We look forward to the time when our companies and their advisors are
able to discuss these matters more openly with one another once you have
taken the appropriate steps under your existing merger agreement to
allow that to happen.
Revised Offer
We have listened carefully to the reasons you articulated for the
rejection of our proposal and, while we disagree with your rationale, we
are revising our previous proposal in an effort to further demonstrate
our commitment to a transaction with Family Dollar. To that end, we
hereby revise our proposal as follows:
1. We agree to pay the Family Dollar shareholders $80.00 per share in
cash for all outstanding shares, an amount that provides even more value
and immediate liquidity for their shares. Our revised proposal provides
Family Dollar’s shareholders with approximately $640 million of
additional aggregate value over Dollar Tree’s offer and represents a
premium of 31.9% over the closing price of $60.66 for Family Dollar
stock on the day prior to the Dollar Tree announcement.
--------------------
Jobs:
a. In the Family Dollar offer passage, what price per share is offered to Family Dollar shareholders under the revised proposal?
b. Continue the Family Dollar offer passage from its final sentence.

[Page element annotations]
--------------------
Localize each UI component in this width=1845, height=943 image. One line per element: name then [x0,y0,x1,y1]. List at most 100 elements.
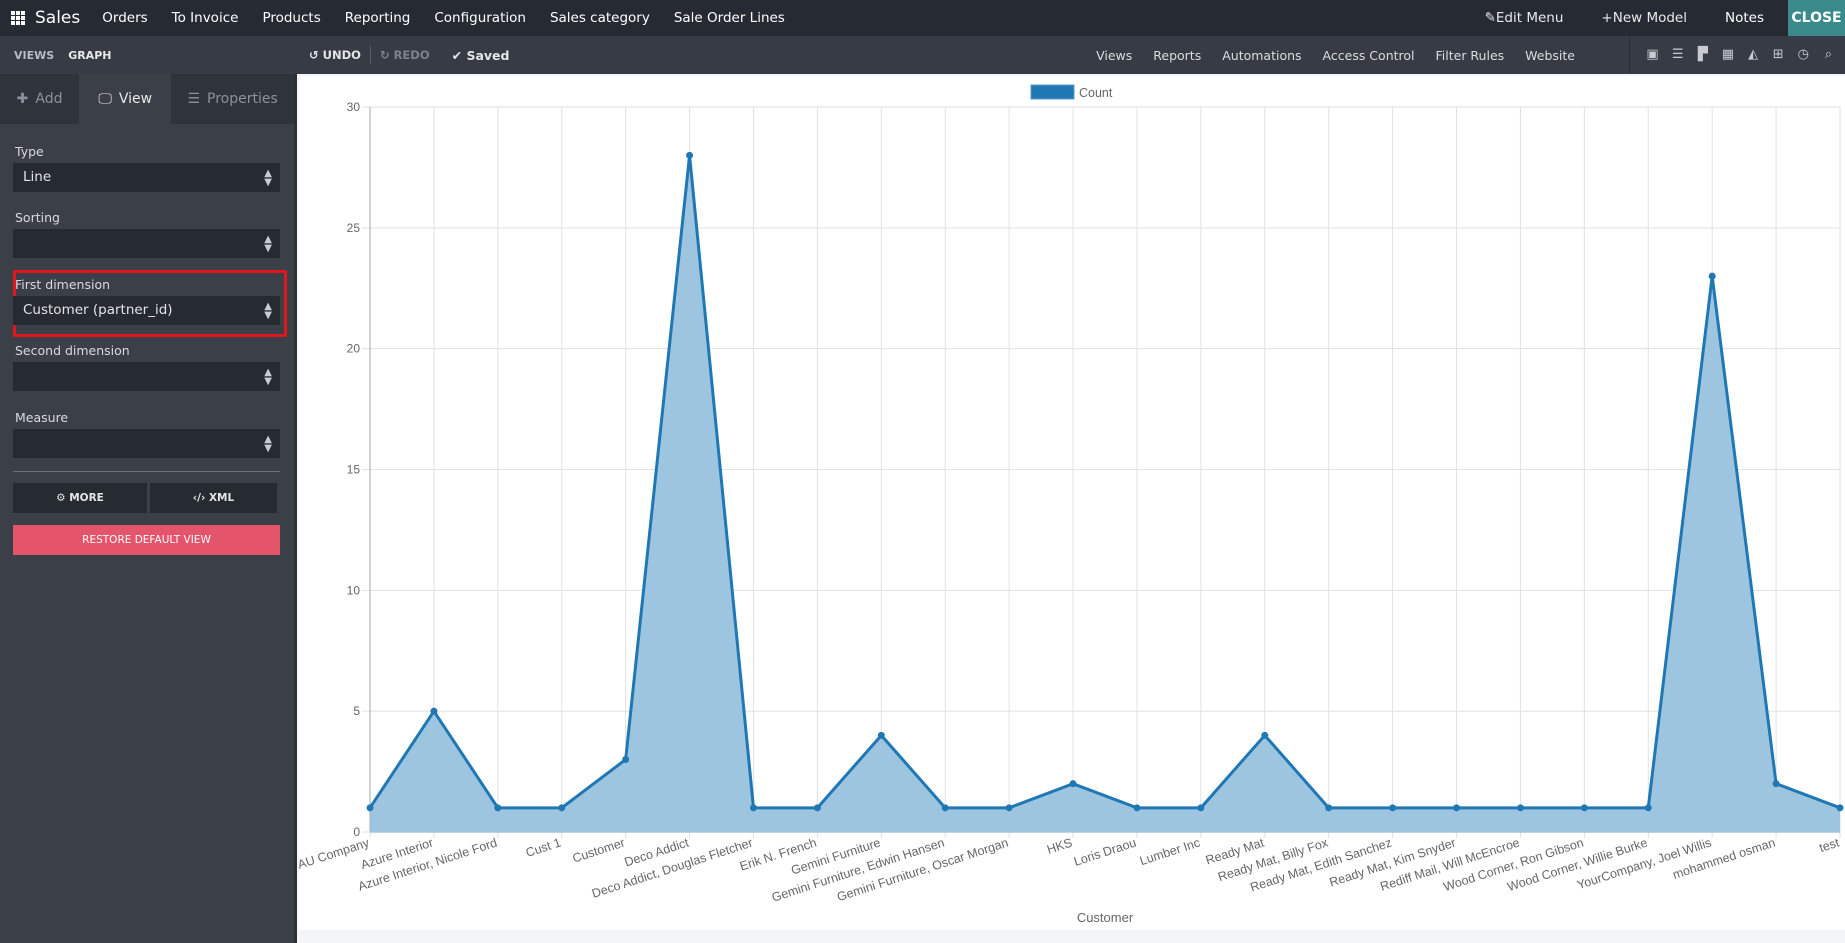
menu-to-invoice[interactable]: To Invoice [172,10,239,26]
divider [13,471,280,472]
saved-label: Saved [466,47,510,63]
more-label: MORE [69,492,104,504]
data-point [1069,780,1077,788]
breadcrumb-graph: GRAPH [68,48,112,62]
y-tick-label: 30 [347,100,361,114]
measure-select[interactable]: ▲ ▼ [13,429,280,458]
menu-sales-category[interactable]: Sales category [550,10,650,26]
x-tick-label: Customer [571,836,627,866]
data-point [941,804,949,812]
legend-label-count[interactable]: Count [1079,86,1113,100]
menu-sale-order-lines[interactable]: Sale Order Lines [674,10,785,26]
select-arrows-icon: ▲ ▼ [264,234,272,254]
data-point [1836,804,1844,812]
menu-configuration[interactable]: Configuration [434,10,526,26]
plus-icon: + [1601,10,1613,26]
first-dimension-select[interactable]: Customer (partner_id) ▲ ▼ [13,296,280,325]
line-chart: 051015202530 AU CompanyAzure InteriorAzu… [296,84,1844,925]
redo-button[interactable]: ↻ REDO [380,48,430,62]
new-model-button[interactable]: +New Model [1601,10,1687,26]
gear-icon: ⚙ [56,492,70,504]
apps-grid-icon[interactable] [11,11,25,25]
monitor-icon: 🖵 [98,91,112,107]
undo-icon: ↺ [309,48,323,62]
x-tick-label: Loris Draou [1072,836,1138,869]
y-tick-label: 15 [347,463,361,477]
data-point [1580,804,1588,812]
tab-properties[interactable]: ☰ Properties [171,74,294,124]
type-value: Line [23,169,52,185]
data-point [622,756,630,763]
app-name[interactable]: Sales [35,8,80,28]
data-point [430,707,438,715]
xml-label: XML [208,492,235,504]
link-access-control[interactable]: Access Control [1323,48,1415,63]
data-point [813,804,821,812]
second-dimension-select[interactable]: ▲ ▼ [13,362,280,391]
calendar-view-icon[interactable]: ▦ [1720,48,1736,62]
edit-menu-label: Edit Menu [1495,10,1564,26]
second-dimension-label: Second dimension [15,343,130,358]
notes-button[interactable]: Notes [1725,10,1764,26]
sorting-select[interactable]: ▲ ▼ [13,229,280,258]
bottom-strip [299,930,1845,943]
data-point [1516,804,1524,812]
close-button[interactable]: CLOSE [1788,0,1845,36]
link-reports[interactable]: Reports [1153,48,1201,63]
form-view-icon[interactable]: ▣ [1645,48,1661,62]
select-arrows-icon: ▲ ▼ [264,168,272,188]
divider [369,46,371,64]
restore-default-view-button[interactable]: RESTORE DEFAULT VIEW [13,525,280,555]
sorting-label: Sorting [15,210,60,225]
first-dimension-label: First dimension [15,277,111,292]
redo-label: REDO [393,48,430,62]
list-view-icon[interactable]: ☰ [1670,48,1686,62]
server-icon: ☰ [187,91,201,107]
select-arrows-icon: ▲ ▼ [264,434,272,454]
redo-icon: ↻ [379,48,394,62]
menu-products[interactable]: Products [262,10,320,26]
data-point [1772,780,1780,788]
check-icon: ✔ [451,47,467,63]
menu-orders[interactable]: Orders [102,10,147,26]
data-point [558,804,566,812]
pivot-view-icon[interactable]: ⊞ [1770,48,1786,62]
area-fill-shape [370,155,1840,832]
tab-properties-label: Properties [207,91,278,107]
more-button[interactable]: ⚙ MORE [13,483,147,513]
data-point [1644,804,1652,812]
saved-status: ✔ Saved [452,48,510,63]
legend-swatch-count[interactable] [1030,84,1075,100]
data-point [749,804,757,812]
link-automations[interactable]: Automations [1222,48,1301,63]
data-point [686,151,694,159]
search-view-icon[interactable]: ⌕ [1820,48,1836,62]
menu-reporting[interactable]: Reporting [345,10,411,26]
data-point [366,804,374,812]
y-axis: 051015202530 [347,100,361,839]
link-filter-rules[interactable]: Filter Rules [1436,48,1505,63]
tab-view[interactable]: 🖵 View [79,74,172,124]
y-tick-label: 5 [353,704,360,718]
link-views[interactable]: Views [1096,48,1132,63]
select-arrows-icon: ▲ ▼ [264,301,272,321]
code-icon: ‹/› [192,492,209,504]
data-point [1197,804,1205,812]
breadcrumb-views[interactable]: VIEWS [14,49,54,62]
graph-view-icon[interactable]: ◭ [1745,48,1761,62]
legend[interactable]: Count [1030,84,1113,100]
kanban-view-icon[interactable]: ▛ [1695,48,1711,62]
link-website[interactable]: Website [1525,48,1575,63]
top-navbar: Sales Orders To Invoice Products Reporti… [0,0,1845,36]
measure-label: Measure [15,410,69,425]
undo-button[interactable]: ↺ UNDO [309,48,361,62]
edit-menu-button[interactable]: ✎Edit Menu [1485,10,1564,26]
activity-view-icon[interactable]: ◷ [1795,48,1811,62]
type-label: Type [15,144,44,159]
first-dimension-value: Customer (partner_id) [23,302,173,318]
x-tick-label: Cust 1 [524,836,563,860]
tab-add[interactable]: ✚ Add [0,74,79,124]
xml-button[interactable]: ‹/› XML [150,483,277,513]
type-select[interactable]: Line ▲ ▼ [13,163,280,192]
data-point [1453,804,1461,812]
--------------------
Responses by task:
a. $80.00 per share in cash

b.
2. As discussed above, based on the extensive work and analysis
performed by our experienced antitrust counsel and economist, we do not
believe that we would be ordered to divest more than the number of
stores contained in our original offer (i.e., 700), if that many, and we
believe that after we have shared that analysis with your counsel, you
will agree. Nonetheless, to provide you with a concrete proposal that
indisputably allows you to engage with us under the terms of your
existing merger agreement and to demonstrate our commitment to this
proposed transaction and the value it brings to Family Dollar
shareholders, we are willing to agree to divest up to 1,500 stores, a
commitment that provides you with even greater assurance that this
transaction is capable of being completed on the terms proposed.
3. As further evidence of our confidence in our ability to obtain the
required antitrust approvals on the terms we have proposed, we also will
agree to pay a $500 million “reverse break-up fee” to Family Dollar to
eliminate any concerns you have about our ability to obtain such
approvals and further increase the certainty of closing.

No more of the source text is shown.